#### [PROBLEM STATEMENT]
Show each line that has the string "ABCD" in it.

Stored items from a collection:
=======

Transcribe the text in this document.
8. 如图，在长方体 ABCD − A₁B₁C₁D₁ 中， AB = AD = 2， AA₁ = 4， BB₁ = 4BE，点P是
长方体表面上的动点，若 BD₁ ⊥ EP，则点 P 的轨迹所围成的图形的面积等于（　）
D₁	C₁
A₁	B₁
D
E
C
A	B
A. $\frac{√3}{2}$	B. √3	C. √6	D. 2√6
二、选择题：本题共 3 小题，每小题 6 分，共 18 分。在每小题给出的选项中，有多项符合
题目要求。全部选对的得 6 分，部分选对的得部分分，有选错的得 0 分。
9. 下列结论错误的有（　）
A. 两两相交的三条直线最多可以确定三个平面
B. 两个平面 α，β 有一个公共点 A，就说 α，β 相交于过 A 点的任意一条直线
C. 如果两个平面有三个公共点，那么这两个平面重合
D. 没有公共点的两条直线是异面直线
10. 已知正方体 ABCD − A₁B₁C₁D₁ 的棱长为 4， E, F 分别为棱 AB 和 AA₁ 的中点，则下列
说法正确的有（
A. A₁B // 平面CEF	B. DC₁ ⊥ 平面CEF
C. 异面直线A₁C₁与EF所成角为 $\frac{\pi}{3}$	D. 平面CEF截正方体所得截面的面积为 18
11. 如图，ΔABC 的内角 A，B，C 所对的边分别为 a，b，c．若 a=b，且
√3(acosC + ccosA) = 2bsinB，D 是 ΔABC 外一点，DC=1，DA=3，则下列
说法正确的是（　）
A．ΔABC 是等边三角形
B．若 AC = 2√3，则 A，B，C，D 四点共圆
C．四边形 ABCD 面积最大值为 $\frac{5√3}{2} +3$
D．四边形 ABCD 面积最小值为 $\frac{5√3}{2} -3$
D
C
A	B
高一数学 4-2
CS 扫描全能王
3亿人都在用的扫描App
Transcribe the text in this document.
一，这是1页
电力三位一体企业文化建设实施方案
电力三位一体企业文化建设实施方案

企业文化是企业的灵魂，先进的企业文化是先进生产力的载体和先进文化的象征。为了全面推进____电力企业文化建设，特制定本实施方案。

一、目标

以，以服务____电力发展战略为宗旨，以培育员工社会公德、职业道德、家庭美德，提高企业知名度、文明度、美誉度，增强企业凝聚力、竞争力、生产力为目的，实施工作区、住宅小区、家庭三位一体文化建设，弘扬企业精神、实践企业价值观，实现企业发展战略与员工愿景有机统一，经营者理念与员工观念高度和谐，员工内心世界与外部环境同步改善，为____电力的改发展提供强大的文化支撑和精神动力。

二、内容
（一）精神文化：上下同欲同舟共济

=======

#### [PROBLEM SOLUTION]
8. 如图，在长方体 ABCD − A₁B₁C₁D₁ 中， AB = AD = 2， AA₁ = 4， BB₁ = 4BE，点P是
10. 已知正方体 ABCD − A₁B₁C₁D₁ 的棱长为 4， E, F 分别为棱 AB 和 AA₁ 的中点，则下列
C．四边形 ABCD 面积最大值为 $\frac{5√3}{2} +3$
D．四边形 ABCD 面积最小值为 $\frac{5√3}{2} -3$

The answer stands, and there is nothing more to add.